**GIVEN EXERCISE 1:**
Extract the passage from the text on capitalism and socialism, starting with "Indeed, capitalism itself" and going on through "which history operates.".
**GIVEN EXERCISE 2:**
Extend the text on capitalism and socialism, picking up right after its final sentence.

Isms are suggestions for social behavior or management. A hard socialist ideology, like communism, for instance, gives off the vibe that “everyone should live in communes, which should manage society.” This comes at the expense of capitalism, whereby houses can be privately owned and rented out, and where society is managed on behalf of individual capitalists. We should see both the positive and negative aspects of both of these systems, maintain the positive, and shuck the negative. The positive aspects of capitalism include the rights to property and voluntary exchange—to the degree it is allowed to exist—, and the positive aspects of socialism are having a right to influence social contracts by way of group decision-making, and the cost reduction that can come with sharing resources. The negative aspects of capitalism and socialism are both tied to domination in some form or another. On the side of socialism, this is domination on behalf of the majority of society, by way of the state. On the side of capitalism, this is domination on behalf of a minority of capitalists, by way of the state. That is, in socialism the state rules through democratic centralism, and in capitalism the state rules by chartering capitalists, similar to the way lords chartered fiefdoms to vassals in the feudal ages, upon which the serfs were forced to work.

Indeed, capitalism itself worked along a similar progression of history when it “transcended and included” feudalism. Capitalism, when seen historically, certainly came with a net increase in freedom compared to feudalism. The main distinction between the two is the freedom serfs gained when they became workers. Instead of being tied to the land, and thus their master, as they were under feudalism, workers under capitalism can choose who to apply to for access to resources—land and capital— with which to labor. In this sense, they transcended the relationship of feudalism, by gaining the ability to choose who they work for, but they also included the relationship of master and servant, which was prevalent in the medieval economic system, by having to work for someone other than themselves. This is the dialectical method by which history operates.

For this reason, it is best to look toward compatibilistic philosophies, which do not become polarized, stigmatized, but, instead, represent something universally acceptable, and which embrace the truths of varying ideologies, and encompass them into their own. While ideologies based around individuals or collectivities, around current holders of capital or communes, are naturally polarized, negating one another, ideologies based around principles of reciprocity, mutuality, and fairness—universally celebrated, and exemplified principles—, are well-balanced, well-reasoned, and grounded in human satisfaction, celebrating the positive aspects found in the variety of all of life’s splendor.

**Region and label listings:**

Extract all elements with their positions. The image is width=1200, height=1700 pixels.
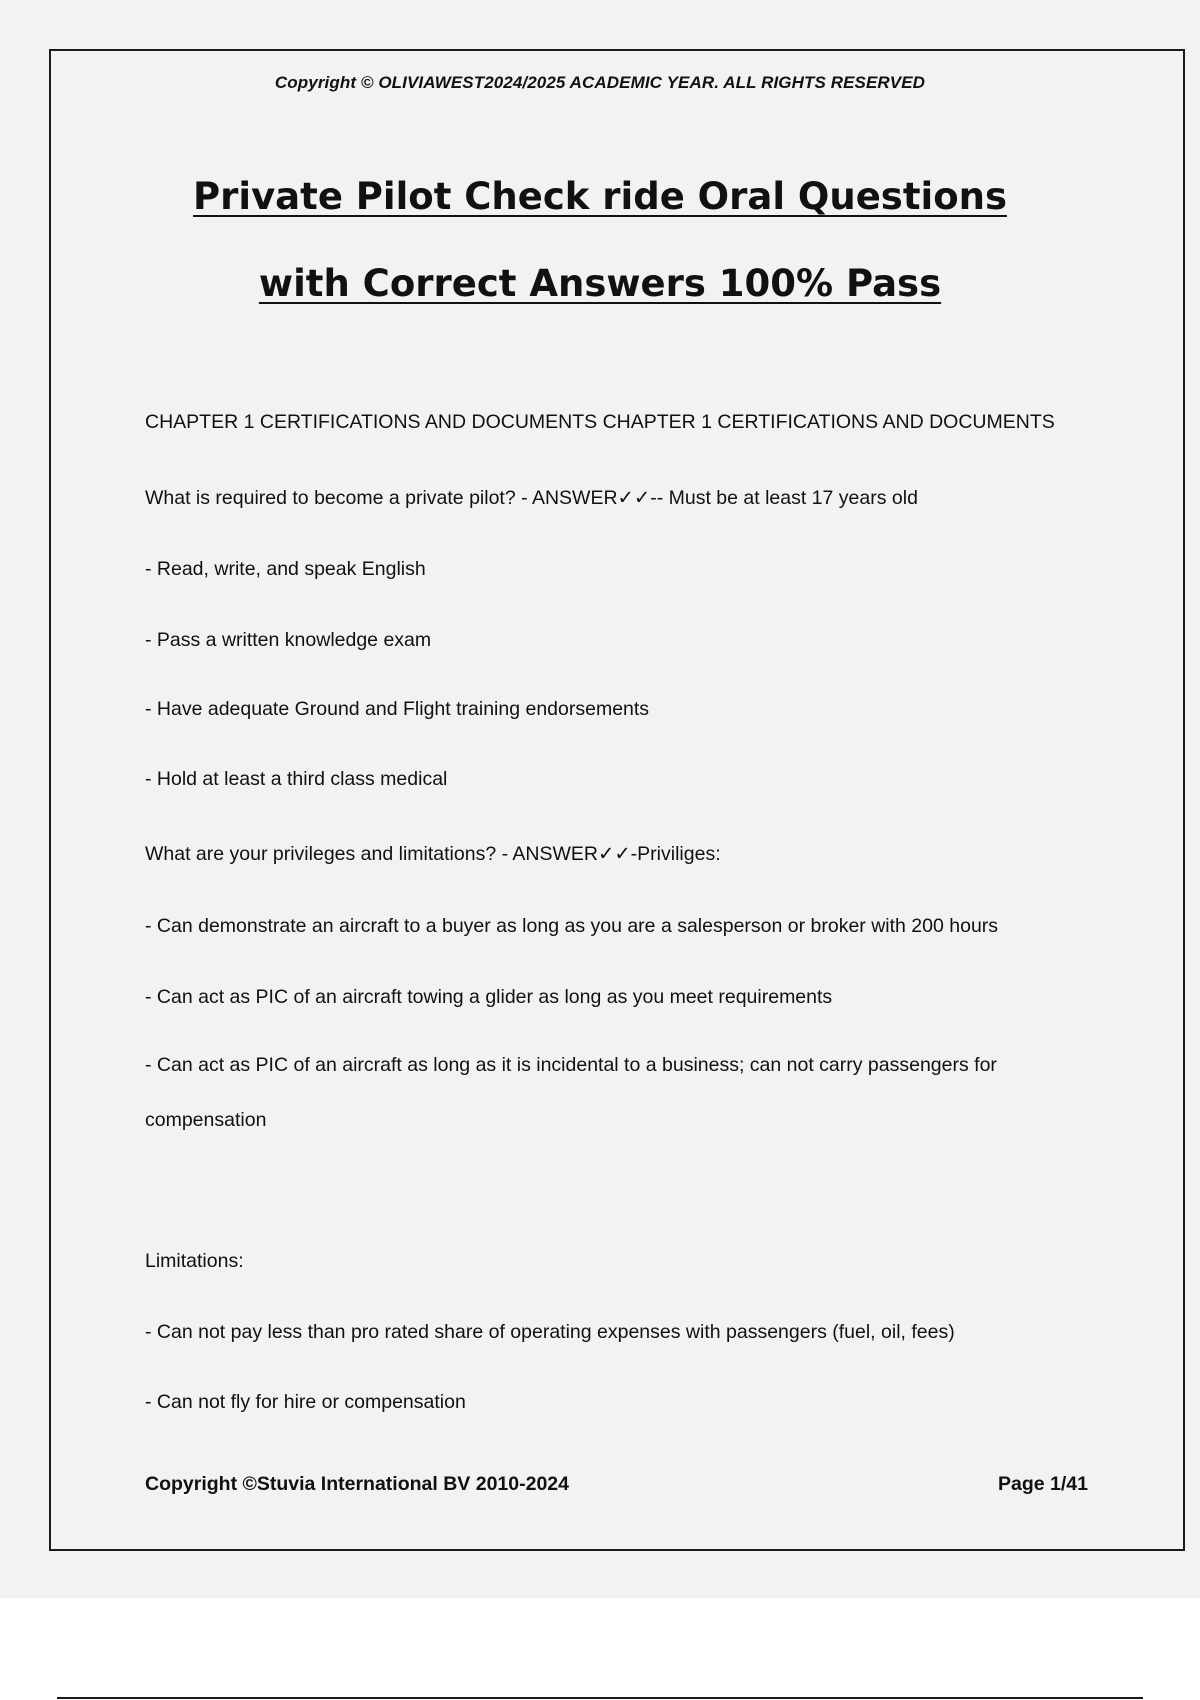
question-2: What are your privileges and limitations? - ANSWER✓✓-Priviliges:: [145, 843, 721, 865]
chapter-heading: CHAPTER 1 CERTIFICATIONS AND DOCUMENTS CHAPTER 1 CERTIFICATIONS AND DOCUMENTS: [145, 411, 1055, 433]
answer-item: - Read, write, and speak English: [145, 558, 426, 580]
document-title-line-1: Private Pilot Check ride Oral Questions: [193, 175, 1007, 218]
privilege-item: - Can act as PIC of an aircraft towing a glider as long as you meet requirements: [145, 986, 833, 1008]
page-number: Page 1/41: [998, 1473, 1088, 1495]
header-copyright: Copyright © OLIVIAWEST2024/2025 ACADEMIC YEAR. ALL RIGHTS RESERVED: [274, 73, 926, 92]
footer-copyright: Copyright ©Stuvia International BV 2010-2024: [145, 1473, 569, 1495]
limitation-item: - Can not pay less than pro rated share of operating expenses with passengers (fuel, oil, fees): [145, 1321, 955, 1343]
next-page-top-rule: [57, 1697, 1143, 1699]
limitation-item: - Can not fly for hire or compensation: [145, 1391, 466, 1413]
privilege-item: - Can act as PIC of an aircraft as long as it is incidental to a business; can not carry passengers for: [145, 1054, 997, 1076]
question-1: What is required to become a private pilot? - ANSWER✓✓-- Must be at least 17 years old: [145, 487, 918, 509]
document-title-line-2: with Correct Answers 100% Pass: [258, 262, 942, 305]
answer-item: - Hold at least a third class medical: [145, 768, 448, 790]
answer-item: - Pass a written knowledge exam: [145, 629, 432, 651]
privilege-item: - Can demonstrate an aircraft to a buyer as long as you are a salesperson or broker with 200 hours: [145, 915, 999, 937]
privilege-item-continued: compensation: [145, 1109, 267, 1131]
limitations-label: Limitations:: [145, 1250, 244, 1272]
answer-item: - Have adequate Ground and Flight training endorsements: [145, 698, 650, 720]
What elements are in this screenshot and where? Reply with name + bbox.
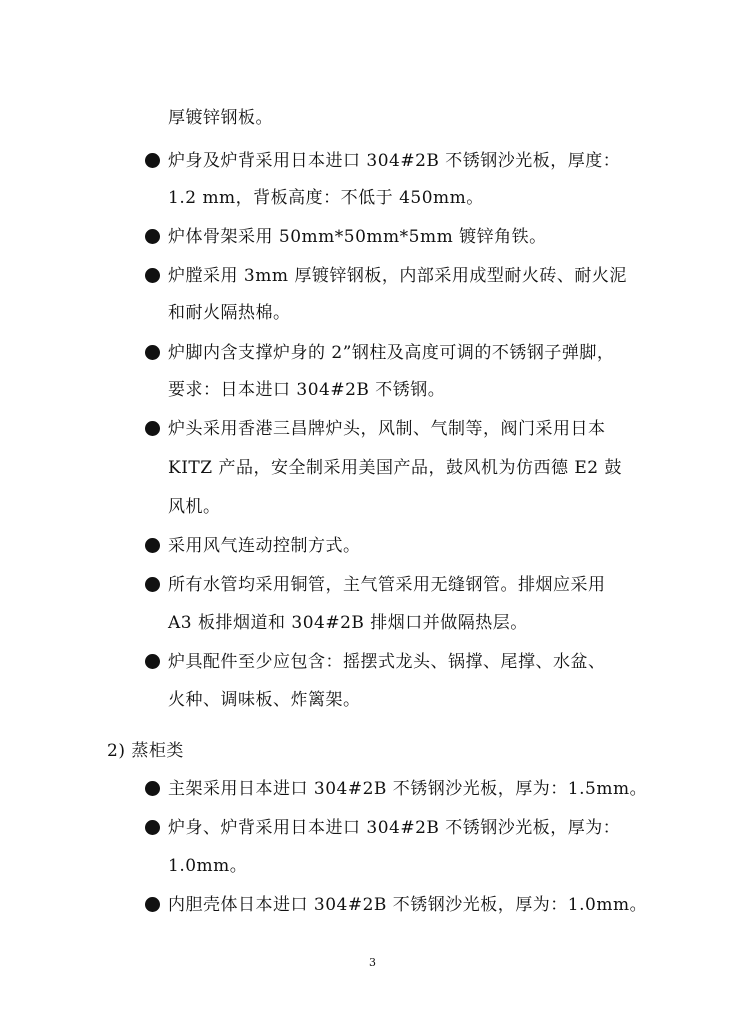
bullet-icon	[145, 345, 160, 360]
list-item-line: 炉体骨架采用 50mm*50mm*5mm 镀锌角铁。	[168, 227, 547, 247]
list-item-line: 火种、调味板、炸篱架。	[168, 690, 361, 710]
list-item-line: 1.0mm。	[168, 856, 248, 876]
bullet-icon	[145, 820, 160, 835]
page-number: 3	[369, 956, 376, 969]
bullet-icon	[145, 153, 160, 168]
list-item-line: 风机。	[168, 497, 221, 517]
list-item-line: 1.2 mm，背板高度：不低于 450mm。	[168, 188, 484, 208]
list-item-line: 炉脚内含支撑炉身的 2”钢柱及高度可调的不锈钢子弹脚，	[168, 343, 615, 363]
list-item-line: 主架采用日本进口 304#2B 不锈钢沙光板，厚为：1.5mm。	[168, 779, 648, 799]
list-item-line: 内胆壳体日本进口 304#2B 不锈钢沙光板，厚为：1.0mm。	[168, 895, 648, 915]
list-item-line: 采用风气连动控制方式。	[168, 536, 361, 556]
bullet-icon	[145, 421, 160, 436]
bullet-icon	[145, 229, 160, 244]
bullet-icon	[145, 781, 160, 796]
bullet-icon	[145, 538, 160, 553]
bullet-icon	[145, 577, 160, 592]
bullet-icon	[145, 654, 160, 669]
list-item-line: 炉身及炉背采用日本进口 304#2B 不锈钢沙光板，厚度：	[168, 151, 621, 171]
list-item-line: A3 板排烟道和 304#2B 排烟口并做隔热层。	[168, 613, 528, 633]
list-item-line: KITZ 产品，安全制采用美国产品，鼓风机为仿西德 E2 鼓	[168, 458, 623, 478]
continuation-text: 厚镀锌钢板。	[168, 108, 273, 128]
list-item-line: 炉膛采用 3mm 厚镀锌钢板，内部采用成型耐火砖、耐火泥	[168, 266, 627, 286]
list-item-line: 炉身、炉背采用日本进口 304#2B 不锈钢沙光板，厚为：	[168, 818, 621, 838]
list-item-line: 和耐火隔热棉。	[168, 303, 291, 323]
bullet-icon	[145, 897, 160, 912]
section-heading: 2) 蒸柜类	[107, 741, 184, 761]
list-item-line: 所有水管均采用铜管，主气管采用无缝钢管。排烟应采用	[168, 575, 606, 595]
bullet-icon	[145, 268, 160, 283]
list-item-line: 炉头采用香港三昌牌炉头，风制、气制等，阀门采用日本	[168, 419, 606, 439]
list-item-line: 要求：日本进口 304#2B 不锈钢。	[168, 380, 446, 400]
list-item-line: 炉具配件至少应包含：摇摆式龙头、锅撑、尾撑、水盆、	[168, 652, 606, 672]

**EXERCISE OUTPUT 1:**
Indeed, capitalism itself worked along a similar progression of history when it “transcended and included” feudalism. Capitalism, when seen historically, certainly came with a net increase in freedom compared to feudalism. The main distinction between the two is the freedom serfs gained when they became workers. Instead of being tied to the land, and thus their master, as they were under feudalism, workers under capitalism can choose who to apply to for access to resources—land and capital— with which to labor. In this sense, they transcended the relationship of feudalism, by gaining the ability to choose who they work for, but they also included the relationship of master and servant, which was prevalent in the medieval economic system, by having to work for someone other than themselves. This is the dialectical method by which history operates.

**EXERCISE OUTPUT 2:**
We can see that those isms which are polarized against other isms often reject the positive aspects of those isms as well. Isms which are more compatibilistic, on the other hand, celebrate those positive aspects of other ideologies, and, since few ideologies are rooted in fundamentally negative values (“murderism” is not a philosophy of which I am aware, for instance), they need not pit themselves entirely against other ideologies when rejecting their negative aspects. In this way, capitalism and socialism are pitted one against another, negating each other, while mutualism pits itself against only those negative aspects of each, reflected in no ideology which exists today. In this way, mutualism is a positive philosophy, as it pits itself entirely against no other, but only against the negative parts of existing philosophies. A double negative is a positive.

Knowing what is meant by our terms, and their orientations, we may now establish the line of demarcation between capitalism and the free market, and move along our course to understanding markets without capitalism, the goal in mind.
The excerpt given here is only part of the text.